[Entries drawn from a collection]
• • • • •

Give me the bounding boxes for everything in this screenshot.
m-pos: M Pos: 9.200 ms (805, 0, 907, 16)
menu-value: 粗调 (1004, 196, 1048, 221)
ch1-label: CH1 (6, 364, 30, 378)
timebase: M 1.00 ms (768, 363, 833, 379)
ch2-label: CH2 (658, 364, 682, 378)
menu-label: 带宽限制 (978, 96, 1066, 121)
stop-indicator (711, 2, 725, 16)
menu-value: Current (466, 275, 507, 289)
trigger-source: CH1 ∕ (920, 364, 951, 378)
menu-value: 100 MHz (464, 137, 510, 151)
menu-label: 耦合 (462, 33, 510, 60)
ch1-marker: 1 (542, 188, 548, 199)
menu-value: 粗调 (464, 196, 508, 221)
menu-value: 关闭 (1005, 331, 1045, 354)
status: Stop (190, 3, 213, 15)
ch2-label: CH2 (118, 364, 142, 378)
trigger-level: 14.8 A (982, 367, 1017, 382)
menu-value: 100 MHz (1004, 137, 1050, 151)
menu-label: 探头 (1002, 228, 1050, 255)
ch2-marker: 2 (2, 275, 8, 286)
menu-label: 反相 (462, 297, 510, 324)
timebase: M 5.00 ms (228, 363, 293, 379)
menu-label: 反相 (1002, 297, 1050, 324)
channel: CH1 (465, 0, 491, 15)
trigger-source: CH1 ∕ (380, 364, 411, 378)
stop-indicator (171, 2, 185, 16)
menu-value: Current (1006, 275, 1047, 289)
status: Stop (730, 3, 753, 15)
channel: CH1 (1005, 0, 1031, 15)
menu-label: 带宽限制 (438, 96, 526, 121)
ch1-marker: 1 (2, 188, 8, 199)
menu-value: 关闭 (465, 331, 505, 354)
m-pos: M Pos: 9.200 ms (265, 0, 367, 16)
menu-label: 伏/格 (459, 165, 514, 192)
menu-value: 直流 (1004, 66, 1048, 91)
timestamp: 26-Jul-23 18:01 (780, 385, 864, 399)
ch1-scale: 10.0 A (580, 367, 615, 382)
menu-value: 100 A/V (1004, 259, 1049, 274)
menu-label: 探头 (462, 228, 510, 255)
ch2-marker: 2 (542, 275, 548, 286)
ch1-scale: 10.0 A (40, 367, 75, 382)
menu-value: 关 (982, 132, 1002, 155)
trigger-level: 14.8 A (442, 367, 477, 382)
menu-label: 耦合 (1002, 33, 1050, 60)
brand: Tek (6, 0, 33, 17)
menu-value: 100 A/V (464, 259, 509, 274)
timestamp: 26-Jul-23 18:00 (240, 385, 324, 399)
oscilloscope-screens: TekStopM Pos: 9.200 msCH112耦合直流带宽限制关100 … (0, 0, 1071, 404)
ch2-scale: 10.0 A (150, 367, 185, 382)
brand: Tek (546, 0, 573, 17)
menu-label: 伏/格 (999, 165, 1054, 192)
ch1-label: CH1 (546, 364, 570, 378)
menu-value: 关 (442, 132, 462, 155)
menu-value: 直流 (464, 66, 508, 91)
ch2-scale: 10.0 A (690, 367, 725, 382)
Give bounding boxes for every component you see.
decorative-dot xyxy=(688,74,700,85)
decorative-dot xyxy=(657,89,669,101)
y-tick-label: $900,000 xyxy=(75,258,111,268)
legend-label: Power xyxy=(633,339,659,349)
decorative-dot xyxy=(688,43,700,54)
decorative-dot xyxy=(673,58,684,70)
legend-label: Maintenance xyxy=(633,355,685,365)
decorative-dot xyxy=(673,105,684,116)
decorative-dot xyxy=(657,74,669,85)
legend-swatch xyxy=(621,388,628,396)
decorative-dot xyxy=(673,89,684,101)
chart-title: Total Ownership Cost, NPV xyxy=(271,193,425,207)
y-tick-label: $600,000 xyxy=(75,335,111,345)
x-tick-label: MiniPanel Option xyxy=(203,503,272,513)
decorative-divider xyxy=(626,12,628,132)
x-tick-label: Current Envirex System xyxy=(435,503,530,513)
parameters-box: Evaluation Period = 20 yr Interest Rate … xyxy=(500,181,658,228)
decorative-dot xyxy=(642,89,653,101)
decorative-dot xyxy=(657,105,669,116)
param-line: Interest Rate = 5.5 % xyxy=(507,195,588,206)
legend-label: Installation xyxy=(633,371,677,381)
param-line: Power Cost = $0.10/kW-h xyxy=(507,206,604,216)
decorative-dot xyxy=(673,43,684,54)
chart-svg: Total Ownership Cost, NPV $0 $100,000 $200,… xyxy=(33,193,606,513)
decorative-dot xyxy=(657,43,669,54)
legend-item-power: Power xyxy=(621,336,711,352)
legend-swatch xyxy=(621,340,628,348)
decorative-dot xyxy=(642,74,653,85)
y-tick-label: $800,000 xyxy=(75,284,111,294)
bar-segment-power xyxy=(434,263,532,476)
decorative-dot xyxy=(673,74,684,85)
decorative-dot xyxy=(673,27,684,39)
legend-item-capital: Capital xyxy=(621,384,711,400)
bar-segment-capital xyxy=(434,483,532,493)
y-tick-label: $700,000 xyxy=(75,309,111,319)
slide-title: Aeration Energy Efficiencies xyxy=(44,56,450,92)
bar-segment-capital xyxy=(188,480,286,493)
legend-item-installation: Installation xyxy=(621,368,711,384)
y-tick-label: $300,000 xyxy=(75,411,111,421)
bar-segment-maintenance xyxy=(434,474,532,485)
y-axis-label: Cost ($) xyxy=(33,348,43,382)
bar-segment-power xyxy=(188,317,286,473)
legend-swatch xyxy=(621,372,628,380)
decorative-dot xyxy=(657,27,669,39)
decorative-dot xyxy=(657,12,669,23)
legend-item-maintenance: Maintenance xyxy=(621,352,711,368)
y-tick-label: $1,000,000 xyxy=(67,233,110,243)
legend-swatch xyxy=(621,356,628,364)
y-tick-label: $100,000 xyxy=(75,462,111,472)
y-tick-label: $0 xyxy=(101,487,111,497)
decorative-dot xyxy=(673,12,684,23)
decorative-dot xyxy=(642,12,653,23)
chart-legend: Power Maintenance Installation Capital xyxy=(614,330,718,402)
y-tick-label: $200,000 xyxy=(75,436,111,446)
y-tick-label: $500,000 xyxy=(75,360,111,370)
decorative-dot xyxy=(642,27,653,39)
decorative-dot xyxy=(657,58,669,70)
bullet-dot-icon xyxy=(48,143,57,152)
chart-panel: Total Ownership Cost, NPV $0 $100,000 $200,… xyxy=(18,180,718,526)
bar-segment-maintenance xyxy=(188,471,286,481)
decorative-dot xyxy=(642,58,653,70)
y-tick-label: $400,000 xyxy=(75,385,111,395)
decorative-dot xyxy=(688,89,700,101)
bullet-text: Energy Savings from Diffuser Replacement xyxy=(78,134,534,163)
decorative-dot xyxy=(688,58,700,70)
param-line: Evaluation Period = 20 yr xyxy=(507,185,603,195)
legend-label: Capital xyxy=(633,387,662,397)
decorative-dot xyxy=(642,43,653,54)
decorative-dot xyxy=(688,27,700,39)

• • • • •

GIVEN INSTRUCTION →
Write out the data word for word, from its first line through the line with "menu-label: 耦合 (462, 33, 510, 60)".

EXERCISE OUTPUT →
Give me the bounding boxes for everything in this screenshot.
m-pos: M Pos: 9.200 ms (805, 0, 907, 16)
menu-value: 粗调 (1004, 196, 1048, 221)
ch1-label: CH1 (6, 364, 30, 378)
timebase: M 1.00 ms (768, 363, 833, 379)
ch2-label: CH2 (658, 364, 682, 378)
menu-label: 带宽限制 (978, 96, 1066, 121)
stop-indicator (711, 2, 725, 16)
menu-value: Current (466, 275, 507, 289)
trigger-source: CH1 ∕ (920, 364, 951, 378)
menu-value: 100 MHz (464, 137, 510, 151)
menu-label: 耦合 (462, 33, 510, 60)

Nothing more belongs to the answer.